— BEGIN Text extract —

Assigning metadata to your datasets (UCDs, units, utypes, characterization)

Abstract

Data can only be properly interpreted and used when proper metadata are associated. Image pixel values without FITS header (with astrometric metadata, instrument information, epoch...), catalogue values without parameters description (column types, units, ...) are useless.

An important step when publishing data to the VO is to ensure that relevant metadata are provided, allowing wide usage of the corresponding data. Several metadata standards have been and are being developed in the IVOA context to ensure the use of homogeneous metadata across the VO, and allow good interoperability.

This session will demonstrate how to assign standardized metadata prior to publishing data to he VO: Unified Content Descriptors (UCDs) to tables, units.

— END Text extract —
— BEGIN Data extract —

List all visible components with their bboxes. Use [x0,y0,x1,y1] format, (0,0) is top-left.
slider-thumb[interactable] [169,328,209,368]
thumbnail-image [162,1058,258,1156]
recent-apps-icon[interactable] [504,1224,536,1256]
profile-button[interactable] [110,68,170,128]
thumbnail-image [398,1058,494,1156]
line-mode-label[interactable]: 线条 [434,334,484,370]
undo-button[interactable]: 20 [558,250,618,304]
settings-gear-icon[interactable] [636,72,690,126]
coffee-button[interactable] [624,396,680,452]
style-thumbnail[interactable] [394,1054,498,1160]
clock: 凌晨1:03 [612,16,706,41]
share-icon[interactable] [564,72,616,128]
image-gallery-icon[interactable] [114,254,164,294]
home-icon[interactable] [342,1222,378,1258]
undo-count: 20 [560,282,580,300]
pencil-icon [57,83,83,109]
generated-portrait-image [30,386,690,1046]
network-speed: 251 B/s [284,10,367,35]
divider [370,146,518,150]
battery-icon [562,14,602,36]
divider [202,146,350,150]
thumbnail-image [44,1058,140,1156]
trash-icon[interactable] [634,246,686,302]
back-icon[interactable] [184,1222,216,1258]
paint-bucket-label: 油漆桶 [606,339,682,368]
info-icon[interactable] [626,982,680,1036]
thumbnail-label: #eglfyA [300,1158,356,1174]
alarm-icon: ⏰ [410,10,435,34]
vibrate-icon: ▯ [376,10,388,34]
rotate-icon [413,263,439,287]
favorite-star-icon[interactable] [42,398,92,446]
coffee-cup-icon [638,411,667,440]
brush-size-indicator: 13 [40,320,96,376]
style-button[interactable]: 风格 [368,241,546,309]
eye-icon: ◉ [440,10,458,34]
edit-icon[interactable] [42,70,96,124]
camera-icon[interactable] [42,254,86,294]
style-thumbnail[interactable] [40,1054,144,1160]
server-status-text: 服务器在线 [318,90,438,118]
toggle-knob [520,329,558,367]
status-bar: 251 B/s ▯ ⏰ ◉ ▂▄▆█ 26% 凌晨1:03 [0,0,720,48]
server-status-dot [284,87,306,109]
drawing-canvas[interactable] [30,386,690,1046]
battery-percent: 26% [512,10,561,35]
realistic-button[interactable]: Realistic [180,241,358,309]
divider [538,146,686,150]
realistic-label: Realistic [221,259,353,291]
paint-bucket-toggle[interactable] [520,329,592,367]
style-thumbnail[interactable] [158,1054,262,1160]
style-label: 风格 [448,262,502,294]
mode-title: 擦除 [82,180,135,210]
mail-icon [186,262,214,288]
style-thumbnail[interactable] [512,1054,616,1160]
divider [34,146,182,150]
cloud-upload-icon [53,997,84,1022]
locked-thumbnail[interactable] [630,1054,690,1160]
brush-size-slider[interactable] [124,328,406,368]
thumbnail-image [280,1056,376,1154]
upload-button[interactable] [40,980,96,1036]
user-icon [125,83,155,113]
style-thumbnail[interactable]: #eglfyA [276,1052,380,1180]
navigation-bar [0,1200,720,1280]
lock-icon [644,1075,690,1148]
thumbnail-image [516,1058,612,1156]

— END Data extract —

Written request » In the text on assigning metadata to datasets, put this sentence into Spanish: "Data can only be properly interpreted and used when proper metadata are associated."

Final answer » Los datos solo pueden interpretarse y utilizarse correctamente cuando se les asocian metadatos adecuados.